SOURCE
Didn't this come up just last week?

Once again, if it won't run as root, then don't expect help. The software
is telling you not to run as root, so it makes it hard for you to do that.

People are likely more interested in fixing things that run as root than
in making sure things will run as root.

Michael

Dan C

unread,
May 17, 2008, 8:39:09 PM5/17/08
to
On Sat, 17 May 2008 21:33:53 +0000, Marv Soloff wrote:

> There seems to be this general shibboleth "Thou shalt not run as root:"
> Why not? What bad is going to happen?

This has been explained to n00bs like you a thousand times, both here and
elsewhere. Expend your own effort to go learn why.

> much name calling and yet no one in the Slackware community has been
> able to make a universal printer program that works out of the box.

CUPS works just fine "out of the box", for those not running as root.

> one example. I use my five computers as tools. I don't need to spend
> twelve hours a day dicking around with the OS to make it do what
> Microsoft does out of the box.

Then go use Micro$haft, doofus.

> Understood? Now - back to the original question - in Slack 12.1 how to
> I patch to software to make the CUPS system recognize jobs coming from
> root?

GIVEN PROBLEM
Name every person who appears by name in the thread about running as root. None of the saved data entries is needed for this work.

Saved data entries
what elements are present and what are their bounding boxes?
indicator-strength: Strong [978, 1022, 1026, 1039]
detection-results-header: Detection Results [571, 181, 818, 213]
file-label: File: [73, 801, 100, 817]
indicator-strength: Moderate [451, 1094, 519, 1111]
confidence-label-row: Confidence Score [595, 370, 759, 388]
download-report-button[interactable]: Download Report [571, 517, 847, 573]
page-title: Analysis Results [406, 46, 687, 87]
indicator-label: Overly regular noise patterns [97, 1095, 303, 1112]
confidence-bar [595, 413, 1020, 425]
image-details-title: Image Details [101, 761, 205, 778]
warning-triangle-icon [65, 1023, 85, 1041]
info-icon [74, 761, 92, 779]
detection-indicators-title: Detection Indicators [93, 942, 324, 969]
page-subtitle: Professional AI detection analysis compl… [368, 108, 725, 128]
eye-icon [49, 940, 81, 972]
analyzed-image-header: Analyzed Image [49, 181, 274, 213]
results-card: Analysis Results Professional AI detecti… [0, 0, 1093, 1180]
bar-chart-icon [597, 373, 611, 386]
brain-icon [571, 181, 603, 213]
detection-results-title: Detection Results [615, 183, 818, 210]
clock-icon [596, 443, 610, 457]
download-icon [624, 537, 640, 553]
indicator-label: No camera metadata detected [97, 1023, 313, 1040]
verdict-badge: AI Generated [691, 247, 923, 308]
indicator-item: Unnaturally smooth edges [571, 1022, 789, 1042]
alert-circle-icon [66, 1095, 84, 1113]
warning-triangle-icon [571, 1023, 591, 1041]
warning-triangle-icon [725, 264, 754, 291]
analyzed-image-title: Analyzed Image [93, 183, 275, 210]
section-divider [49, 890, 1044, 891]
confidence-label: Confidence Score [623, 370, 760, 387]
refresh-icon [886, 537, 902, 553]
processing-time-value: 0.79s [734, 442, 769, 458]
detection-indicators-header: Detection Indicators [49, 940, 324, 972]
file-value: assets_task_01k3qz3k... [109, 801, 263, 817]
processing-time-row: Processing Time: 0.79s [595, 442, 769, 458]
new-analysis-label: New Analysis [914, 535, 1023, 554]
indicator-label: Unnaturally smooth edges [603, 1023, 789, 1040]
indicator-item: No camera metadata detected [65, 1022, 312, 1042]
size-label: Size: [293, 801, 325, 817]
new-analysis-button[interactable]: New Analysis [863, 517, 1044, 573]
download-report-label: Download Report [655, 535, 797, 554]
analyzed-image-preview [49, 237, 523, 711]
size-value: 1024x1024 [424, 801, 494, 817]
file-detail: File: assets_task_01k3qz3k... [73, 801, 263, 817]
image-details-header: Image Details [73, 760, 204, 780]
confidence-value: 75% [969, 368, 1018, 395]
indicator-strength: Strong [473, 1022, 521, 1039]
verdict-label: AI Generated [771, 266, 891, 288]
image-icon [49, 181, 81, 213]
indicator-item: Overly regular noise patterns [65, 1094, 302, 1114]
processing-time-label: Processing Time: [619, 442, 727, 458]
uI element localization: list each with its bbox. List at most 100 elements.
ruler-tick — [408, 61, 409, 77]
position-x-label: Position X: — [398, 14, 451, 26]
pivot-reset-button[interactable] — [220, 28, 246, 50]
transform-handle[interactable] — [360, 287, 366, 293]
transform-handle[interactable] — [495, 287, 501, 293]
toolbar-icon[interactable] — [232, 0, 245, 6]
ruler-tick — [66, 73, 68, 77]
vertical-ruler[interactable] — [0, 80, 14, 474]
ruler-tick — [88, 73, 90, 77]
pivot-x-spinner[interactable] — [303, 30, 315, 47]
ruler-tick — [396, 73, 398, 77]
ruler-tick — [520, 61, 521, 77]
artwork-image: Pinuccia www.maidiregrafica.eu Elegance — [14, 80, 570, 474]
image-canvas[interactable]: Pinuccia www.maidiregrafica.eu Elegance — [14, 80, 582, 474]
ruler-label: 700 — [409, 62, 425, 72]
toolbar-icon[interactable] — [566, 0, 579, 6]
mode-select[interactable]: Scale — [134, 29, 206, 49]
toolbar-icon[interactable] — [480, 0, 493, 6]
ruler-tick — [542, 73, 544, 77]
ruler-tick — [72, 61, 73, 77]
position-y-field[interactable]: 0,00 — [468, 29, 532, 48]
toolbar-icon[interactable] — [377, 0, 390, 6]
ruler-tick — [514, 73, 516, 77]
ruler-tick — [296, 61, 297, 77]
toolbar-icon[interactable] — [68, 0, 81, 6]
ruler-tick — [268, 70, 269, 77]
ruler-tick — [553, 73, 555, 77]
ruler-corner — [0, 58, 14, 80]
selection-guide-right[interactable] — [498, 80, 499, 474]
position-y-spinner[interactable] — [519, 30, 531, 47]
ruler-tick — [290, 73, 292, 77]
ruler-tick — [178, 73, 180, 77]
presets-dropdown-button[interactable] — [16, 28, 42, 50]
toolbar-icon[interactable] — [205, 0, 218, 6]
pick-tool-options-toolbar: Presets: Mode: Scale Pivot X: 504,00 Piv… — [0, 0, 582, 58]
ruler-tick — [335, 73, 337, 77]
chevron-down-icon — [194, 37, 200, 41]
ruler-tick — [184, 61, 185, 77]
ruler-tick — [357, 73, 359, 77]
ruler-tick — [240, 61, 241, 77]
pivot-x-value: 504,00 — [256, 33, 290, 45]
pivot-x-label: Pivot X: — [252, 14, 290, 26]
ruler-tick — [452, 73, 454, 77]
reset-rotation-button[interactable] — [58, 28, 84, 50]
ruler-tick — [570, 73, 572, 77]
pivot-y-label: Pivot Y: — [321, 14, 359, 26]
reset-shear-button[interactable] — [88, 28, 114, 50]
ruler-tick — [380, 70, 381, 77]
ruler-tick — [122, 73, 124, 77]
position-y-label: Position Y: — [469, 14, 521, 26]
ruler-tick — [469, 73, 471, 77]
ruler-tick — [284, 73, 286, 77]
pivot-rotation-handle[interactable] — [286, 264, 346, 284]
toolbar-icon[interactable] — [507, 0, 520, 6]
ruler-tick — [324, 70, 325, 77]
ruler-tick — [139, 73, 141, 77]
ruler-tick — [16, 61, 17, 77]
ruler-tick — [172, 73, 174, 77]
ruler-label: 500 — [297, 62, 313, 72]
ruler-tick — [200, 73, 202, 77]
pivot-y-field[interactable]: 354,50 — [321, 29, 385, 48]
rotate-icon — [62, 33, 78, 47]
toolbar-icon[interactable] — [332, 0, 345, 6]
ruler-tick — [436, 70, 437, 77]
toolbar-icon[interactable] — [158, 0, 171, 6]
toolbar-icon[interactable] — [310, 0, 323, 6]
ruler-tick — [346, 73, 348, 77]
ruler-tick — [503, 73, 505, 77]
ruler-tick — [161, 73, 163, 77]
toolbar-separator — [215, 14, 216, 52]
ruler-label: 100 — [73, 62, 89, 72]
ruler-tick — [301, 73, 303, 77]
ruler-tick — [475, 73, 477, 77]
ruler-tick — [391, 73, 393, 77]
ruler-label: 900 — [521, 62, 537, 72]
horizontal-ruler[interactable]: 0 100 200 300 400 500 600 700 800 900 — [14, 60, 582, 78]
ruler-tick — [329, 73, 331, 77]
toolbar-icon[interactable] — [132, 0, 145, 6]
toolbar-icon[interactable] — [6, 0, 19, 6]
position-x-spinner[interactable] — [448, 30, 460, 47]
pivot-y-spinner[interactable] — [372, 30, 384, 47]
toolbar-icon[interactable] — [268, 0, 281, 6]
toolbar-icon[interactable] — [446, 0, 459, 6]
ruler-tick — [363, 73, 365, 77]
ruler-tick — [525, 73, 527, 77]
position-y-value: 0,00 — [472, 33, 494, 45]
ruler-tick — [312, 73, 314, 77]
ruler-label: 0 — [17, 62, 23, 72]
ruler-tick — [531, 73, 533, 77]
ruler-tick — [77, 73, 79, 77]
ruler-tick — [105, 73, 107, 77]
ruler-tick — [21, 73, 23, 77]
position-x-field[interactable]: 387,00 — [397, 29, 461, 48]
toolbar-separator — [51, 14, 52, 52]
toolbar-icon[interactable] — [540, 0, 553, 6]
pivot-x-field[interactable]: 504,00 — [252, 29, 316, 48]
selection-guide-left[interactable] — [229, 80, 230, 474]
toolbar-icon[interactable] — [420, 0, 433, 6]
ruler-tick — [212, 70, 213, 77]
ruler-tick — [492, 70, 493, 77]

TASK SOLUTION
Michael, Dan C, Marv Soloff